TEXTE À LIRE =
-------
La plus brève parabole de Jésus (5e dimanche du Carême, 21 mars 2021)

La parabole la plus brève de Jésus mais pas la moins riche de sens « Si le grain de blé tombé [semé] en terre ne meurt pas, il demeure seul ; mais s’il meurt, il porte beaucoup de fruit » (Jn 12,24).

Je ferai résonner cette parabole : en filant la métaphore ; en explorant ce que signifie le verset ; en évoquant ses harmoniques cosmiques et mythologiques ; en tirant quelques leçons éthiques.

 

  1. François Varillon la déploie afin de nous en faire goûter la profondeur théo-logique (ce qu’elle révèle de Dieu) et l’exigence pratique (ce qu’elle attend de moi) :

 

« L’histoire du grain de blé. Le grain de blé est très heureux dans son grenier, il n’y a pas d’humidité […], les autres grains sont gentils, il n’y a pas de bagarre dans le grenier, tout est parfait. Bonheur. Petit bonheur, n’est-ce pas ? Petit bonheur qu’il ne faut pas mépriser, bien sûr. Bonheur que je vous souhaite à tous pour l’année qui commence : bonheur de la santé, bonheur de la réussite, bonheur de l’aisance dans la vie matérielle, oui, mais petits bonheurs tout de même. Et si ce grain de blé remercie Dieu, sans plus, de ce petit bonheur qu’il lui accorde, il faut oser dire que le Dieu auquel il s’adresse n’existe pas, et c’est précisément ce Dieu-là qui est vigoureusement contesté par l’athéisme contemporain. Un jour, on charge un tas de blé sur une charrette, on sort dans la campagne ; il y a le soleil, le ciel bleu, les arbres, les oiseaux, les fleurs. Le grain de blé remercie Dieu de plus belle, mais il est toujours grain de blé, il n’a pas été transformé, il s’adresse donc toujours à un Dieu qui n’existe pas. On arrive sur la terre fraîchement labourée et on enfonce le grain de blé dans le sol. Il sent l’humidité qui le pénètre jusqu’au tréfonds, il se désagrège, se décompose, il va mourir. Alors, à ce moment, il dit (ce que nous entendons dire des milliers de fois autour de nous) : ‘Si Dieu existait, de telles choses n’arriveraient pas !’ C’est dommage. Car c’est à ce moment-là qu’il s’agit du vrai Dieu. Celui qui existe, celui qui travaille à ce que nous soyons transformés, à ce que grain de blé passé soit transféré de cet état de grain à l’état d’épi pour lequel il existe [1] ».

 

Ce qui est vrai du point de vue de la personne l’est du point de vue de notre société et même de notre monde à l’heure de la crise sanitaire, mais plus encore économique, écologique, sociale, politique, morale et spirituelle. Crise que nous vivons, mais que nous ne traversons pas, crise que nous subissons, mais qui ne nous transforme pas. Écoutons le pape François qui aspire à ce que cette époque de changement devienne un changement d’époque : « Si quelqu’un croit qu’il ne s’agirait que d’assurer un meilleur fonctionnement de ce que nous faisions auparavant, ou que le seul message que nous devrions améliorer les systèmes et les règles actuelles, celui-là est dans le déni [2] » ; « La douleur, l’incertitude, la peur et la conscience des limites de chacun, que la pandémie a suscitées, appellent à repenser nos modes de vie, nos relations, l’organisation de nos sociétés et surtout le sens de notre existence [3] ».
-------
OBJECTIF A = Recopiez fidèlement le passage du texte sur la parabole du grain de blé qui commence à « La parabole la » et se termine à « quelques leçons éthiques. ».

Listes d'éléments et de zones:
-------
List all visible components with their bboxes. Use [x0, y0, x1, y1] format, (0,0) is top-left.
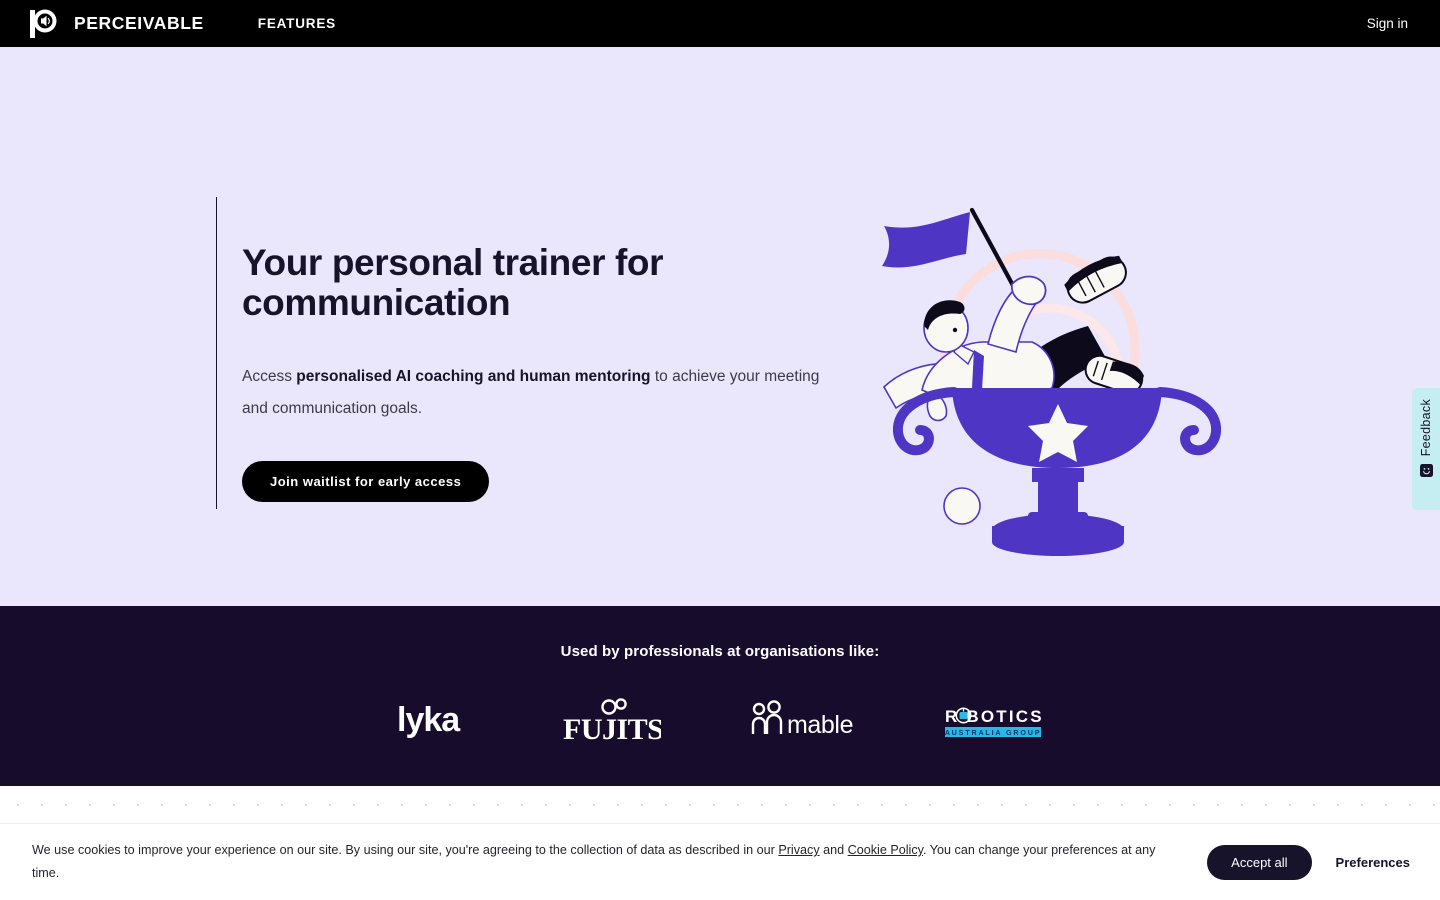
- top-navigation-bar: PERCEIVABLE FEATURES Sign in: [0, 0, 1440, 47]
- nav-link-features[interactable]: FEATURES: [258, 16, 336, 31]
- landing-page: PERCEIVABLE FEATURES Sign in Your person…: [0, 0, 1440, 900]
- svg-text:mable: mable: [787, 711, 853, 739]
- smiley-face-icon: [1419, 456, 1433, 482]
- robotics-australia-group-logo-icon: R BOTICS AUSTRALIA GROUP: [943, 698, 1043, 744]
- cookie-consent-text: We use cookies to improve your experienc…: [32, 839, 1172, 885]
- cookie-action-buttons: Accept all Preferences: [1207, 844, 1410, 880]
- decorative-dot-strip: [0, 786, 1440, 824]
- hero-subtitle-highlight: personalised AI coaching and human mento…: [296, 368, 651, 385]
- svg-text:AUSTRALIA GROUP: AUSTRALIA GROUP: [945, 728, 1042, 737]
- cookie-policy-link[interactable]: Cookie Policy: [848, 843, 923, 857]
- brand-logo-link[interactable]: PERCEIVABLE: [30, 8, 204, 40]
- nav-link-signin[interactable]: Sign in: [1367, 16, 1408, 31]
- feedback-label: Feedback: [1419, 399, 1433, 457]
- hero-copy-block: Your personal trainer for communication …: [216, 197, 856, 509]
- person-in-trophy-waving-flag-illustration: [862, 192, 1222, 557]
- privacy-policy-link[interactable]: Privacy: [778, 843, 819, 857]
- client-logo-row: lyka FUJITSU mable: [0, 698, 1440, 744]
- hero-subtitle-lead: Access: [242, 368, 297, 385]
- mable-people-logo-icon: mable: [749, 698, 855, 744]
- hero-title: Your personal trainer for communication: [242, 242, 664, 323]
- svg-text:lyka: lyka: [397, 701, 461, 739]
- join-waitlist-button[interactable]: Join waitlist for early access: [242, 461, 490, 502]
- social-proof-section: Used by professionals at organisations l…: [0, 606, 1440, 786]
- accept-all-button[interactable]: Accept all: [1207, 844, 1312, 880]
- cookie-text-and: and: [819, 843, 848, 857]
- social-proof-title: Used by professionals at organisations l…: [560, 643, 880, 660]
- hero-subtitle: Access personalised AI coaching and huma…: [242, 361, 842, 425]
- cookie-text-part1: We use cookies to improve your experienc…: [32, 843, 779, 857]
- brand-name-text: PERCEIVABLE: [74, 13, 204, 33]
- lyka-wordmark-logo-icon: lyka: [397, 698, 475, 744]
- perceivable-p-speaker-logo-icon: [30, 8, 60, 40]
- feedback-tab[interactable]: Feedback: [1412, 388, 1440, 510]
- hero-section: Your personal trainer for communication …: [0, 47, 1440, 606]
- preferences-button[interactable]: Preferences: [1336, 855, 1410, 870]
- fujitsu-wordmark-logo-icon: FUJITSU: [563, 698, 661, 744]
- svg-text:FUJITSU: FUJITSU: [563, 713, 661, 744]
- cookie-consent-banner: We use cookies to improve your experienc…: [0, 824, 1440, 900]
-------
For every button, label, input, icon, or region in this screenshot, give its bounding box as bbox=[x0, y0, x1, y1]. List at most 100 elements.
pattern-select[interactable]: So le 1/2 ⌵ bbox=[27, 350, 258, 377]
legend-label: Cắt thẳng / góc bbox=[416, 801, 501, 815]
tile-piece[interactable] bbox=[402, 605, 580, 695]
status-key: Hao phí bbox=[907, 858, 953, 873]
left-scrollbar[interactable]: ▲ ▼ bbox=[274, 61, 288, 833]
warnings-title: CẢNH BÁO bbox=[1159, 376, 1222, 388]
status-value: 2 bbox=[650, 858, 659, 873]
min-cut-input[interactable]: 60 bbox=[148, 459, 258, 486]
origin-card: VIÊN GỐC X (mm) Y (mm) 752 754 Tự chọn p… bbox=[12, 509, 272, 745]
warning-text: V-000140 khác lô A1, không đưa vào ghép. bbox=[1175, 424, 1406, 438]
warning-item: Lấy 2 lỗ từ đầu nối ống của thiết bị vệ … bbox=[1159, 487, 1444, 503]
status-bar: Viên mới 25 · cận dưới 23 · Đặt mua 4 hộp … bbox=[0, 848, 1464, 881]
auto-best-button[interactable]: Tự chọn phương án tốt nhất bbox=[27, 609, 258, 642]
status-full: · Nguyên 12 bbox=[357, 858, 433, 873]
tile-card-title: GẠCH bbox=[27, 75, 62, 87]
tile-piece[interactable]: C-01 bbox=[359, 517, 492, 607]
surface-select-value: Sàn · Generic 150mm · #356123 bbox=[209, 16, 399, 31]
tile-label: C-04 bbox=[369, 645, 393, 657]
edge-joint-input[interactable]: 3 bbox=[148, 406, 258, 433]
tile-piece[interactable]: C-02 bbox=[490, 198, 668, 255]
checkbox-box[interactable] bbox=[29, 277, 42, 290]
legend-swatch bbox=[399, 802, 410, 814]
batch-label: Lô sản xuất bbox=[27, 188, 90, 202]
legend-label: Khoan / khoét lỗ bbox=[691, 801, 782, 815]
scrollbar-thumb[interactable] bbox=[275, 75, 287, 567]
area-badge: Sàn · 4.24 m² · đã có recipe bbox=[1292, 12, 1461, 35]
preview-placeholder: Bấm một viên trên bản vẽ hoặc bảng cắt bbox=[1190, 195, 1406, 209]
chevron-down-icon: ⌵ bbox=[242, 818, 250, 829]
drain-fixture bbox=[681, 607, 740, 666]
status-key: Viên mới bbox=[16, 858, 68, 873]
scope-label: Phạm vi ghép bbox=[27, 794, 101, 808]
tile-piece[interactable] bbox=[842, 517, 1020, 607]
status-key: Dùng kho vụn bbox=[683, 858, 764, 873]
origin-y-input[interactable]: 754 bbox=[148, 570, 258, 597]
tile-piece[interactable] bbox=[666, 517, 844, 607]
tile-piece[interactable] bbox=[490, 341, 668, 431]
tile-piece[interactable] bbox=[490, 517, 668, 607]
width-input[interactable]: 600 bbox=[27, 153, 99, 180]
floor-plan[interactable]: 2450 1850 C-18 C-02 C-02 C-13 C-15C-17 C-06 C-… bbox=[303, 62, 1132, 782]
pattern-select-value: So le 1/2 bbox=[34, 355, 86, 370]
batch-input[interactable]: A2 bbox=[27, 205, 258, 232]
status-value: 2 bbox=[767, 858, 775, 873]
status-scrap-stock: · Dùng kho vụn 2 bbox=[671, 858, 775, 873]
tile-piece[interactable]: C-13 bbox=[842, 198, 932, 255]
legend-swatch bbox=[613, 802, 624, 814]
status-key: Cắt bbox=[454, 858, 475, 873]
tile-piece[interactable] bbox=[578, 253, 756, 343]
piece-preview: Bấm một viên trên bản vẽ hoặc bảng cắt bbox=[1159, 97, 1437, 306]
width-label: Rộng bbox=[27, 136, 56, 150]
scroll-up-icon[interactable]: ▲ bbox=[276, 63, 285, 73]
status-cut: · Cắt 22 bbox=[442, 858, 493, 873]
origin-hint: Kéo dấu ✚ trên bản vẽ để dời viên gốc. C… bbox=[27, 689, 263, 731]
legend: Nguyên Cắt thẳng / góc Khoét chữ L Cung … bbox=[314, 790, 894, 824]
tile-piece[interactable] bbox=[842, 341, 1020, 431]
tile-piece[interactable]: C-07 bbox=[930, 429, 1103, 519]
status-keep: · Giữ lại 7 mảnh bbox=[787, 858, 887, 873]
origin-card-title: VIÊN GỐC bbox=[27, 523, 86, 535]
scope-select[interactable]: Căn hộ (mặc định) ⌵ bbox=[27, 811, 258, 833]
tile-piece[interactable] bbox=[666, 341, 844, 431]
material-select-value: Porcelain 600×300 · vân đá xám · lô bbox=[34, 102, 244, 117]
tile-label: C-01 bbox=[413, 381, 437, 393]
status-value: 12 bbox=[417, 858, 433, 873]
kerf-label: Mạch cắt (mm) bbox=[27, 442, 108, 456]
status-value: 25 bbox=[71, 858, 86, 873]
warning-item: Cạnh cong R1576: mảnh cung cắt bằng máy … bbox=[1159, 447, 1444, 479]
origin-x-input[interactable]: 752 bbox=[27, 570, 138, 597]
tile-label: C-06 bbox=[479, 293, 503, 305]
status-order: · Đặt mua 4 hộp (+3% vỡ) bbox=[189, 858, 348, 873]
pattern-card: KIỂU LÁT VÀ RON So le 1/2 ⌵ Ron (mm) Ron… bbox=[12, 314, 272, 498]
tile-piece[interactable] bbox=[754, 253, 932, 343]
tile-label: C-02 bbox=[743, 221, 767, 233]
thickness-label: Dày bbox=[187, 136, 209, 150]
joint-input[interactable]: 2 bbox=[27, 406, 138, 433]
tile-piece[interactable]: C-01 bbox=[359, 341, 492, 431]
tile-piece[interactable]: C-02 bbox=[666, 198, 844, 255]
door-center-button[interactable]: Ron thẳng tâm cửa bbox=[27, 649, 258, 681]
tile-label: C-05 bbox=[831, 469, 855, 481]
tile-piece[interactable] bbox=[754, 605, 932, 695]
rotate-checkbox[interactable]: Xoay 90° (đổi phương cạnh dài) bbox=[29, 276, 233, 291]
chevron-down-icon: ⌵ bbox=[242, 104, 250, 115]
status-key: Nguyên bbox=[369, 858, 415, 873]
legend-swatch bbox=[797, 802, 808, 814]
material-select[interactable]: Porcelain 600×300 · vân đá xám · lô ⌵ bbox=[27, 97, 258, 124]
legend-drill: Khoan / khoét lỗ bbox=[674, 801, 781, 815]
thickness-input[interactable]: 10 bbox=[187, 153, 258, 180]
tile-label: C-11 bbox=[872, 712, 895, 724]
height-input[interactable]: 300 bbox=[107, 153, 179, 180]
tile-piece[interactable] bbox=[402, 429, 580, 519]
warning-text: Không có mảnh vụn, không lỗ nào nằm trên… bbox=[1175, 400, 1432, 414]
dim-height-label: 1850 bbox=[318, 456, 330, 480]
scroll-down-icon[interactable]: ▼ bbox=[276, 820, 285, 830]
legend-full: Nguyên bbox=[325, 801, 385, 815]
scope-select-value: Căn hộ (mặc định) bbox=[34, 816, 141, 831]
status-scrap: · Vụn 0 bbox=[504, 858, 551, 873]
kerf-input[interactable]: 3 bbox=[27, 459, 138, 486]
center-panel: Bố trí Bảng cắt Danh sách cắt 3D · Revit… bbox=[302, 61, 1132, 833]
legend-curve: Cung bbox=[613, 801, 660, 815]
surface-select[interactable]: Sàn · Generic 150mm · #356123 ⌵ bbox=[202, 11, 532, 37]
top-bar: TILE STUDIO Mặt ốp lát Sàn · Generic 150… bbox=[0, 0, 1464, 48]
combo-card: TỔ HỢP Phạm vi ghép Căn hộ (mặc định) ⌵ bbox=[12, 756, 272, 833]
-------
OBJECTIF B = Dans la liste, reprenez les lignes qui commencent à celle contenant « For every button, label, input, icon, or » et se terminent à celle contenant « min-cut-input[interactable]: 60 bbox=[148, 459, 258, 486] », ces deux lignes comprises. Mettez « status-label » à la place de « status-key » et ne changez rien d'autre.

RÉPONSE COMPLÈTE A =
La parabole la plus brève de Jésus mais pas la moins riche de sens « Si le grain de blé tombé [semé] en terre ne meurt pas, il demeure seul ; mais s’il meurt, il porte beaucoup de fruit » (Jn 12,24).

Je ferai résonner cette parabole : en filant la métaphore ; en explorant ce que signifie le verset ; en évoquant ses harmoniques cosmiques et mythologiques ; en tirant quelques leçons éthiques.

RÉPONSE COMPLÈTE B =
For every button, label, input, icon, or region in this screenshot, give its bounding box as bbox=[x0, y0, x1, y1]. List at most 100 elements.
pattern-select[interactable]: So le 1/2 ⌵ bbox=[27, 350, 258, 377]
legend-label: Cắt thẳng / góc bbox=[416, 801, 501, 815]
tile-piece[interactable] bbox=[402, 605, 580, 695]
status-label: Hao phí bbox=[907, 858, 953, 873]
left-scrollbar[interactable]: ▲ ▼ bbox=[274, 61, 288, 833]
warnings-title: CẢNH BÁO bbox=[1159, 376, 1222, 388]
status-value: 2 bbox=[650, 858, 659, 873]
min-cut-input[interactable]: 60 bbox=[148, 459, 258, 486]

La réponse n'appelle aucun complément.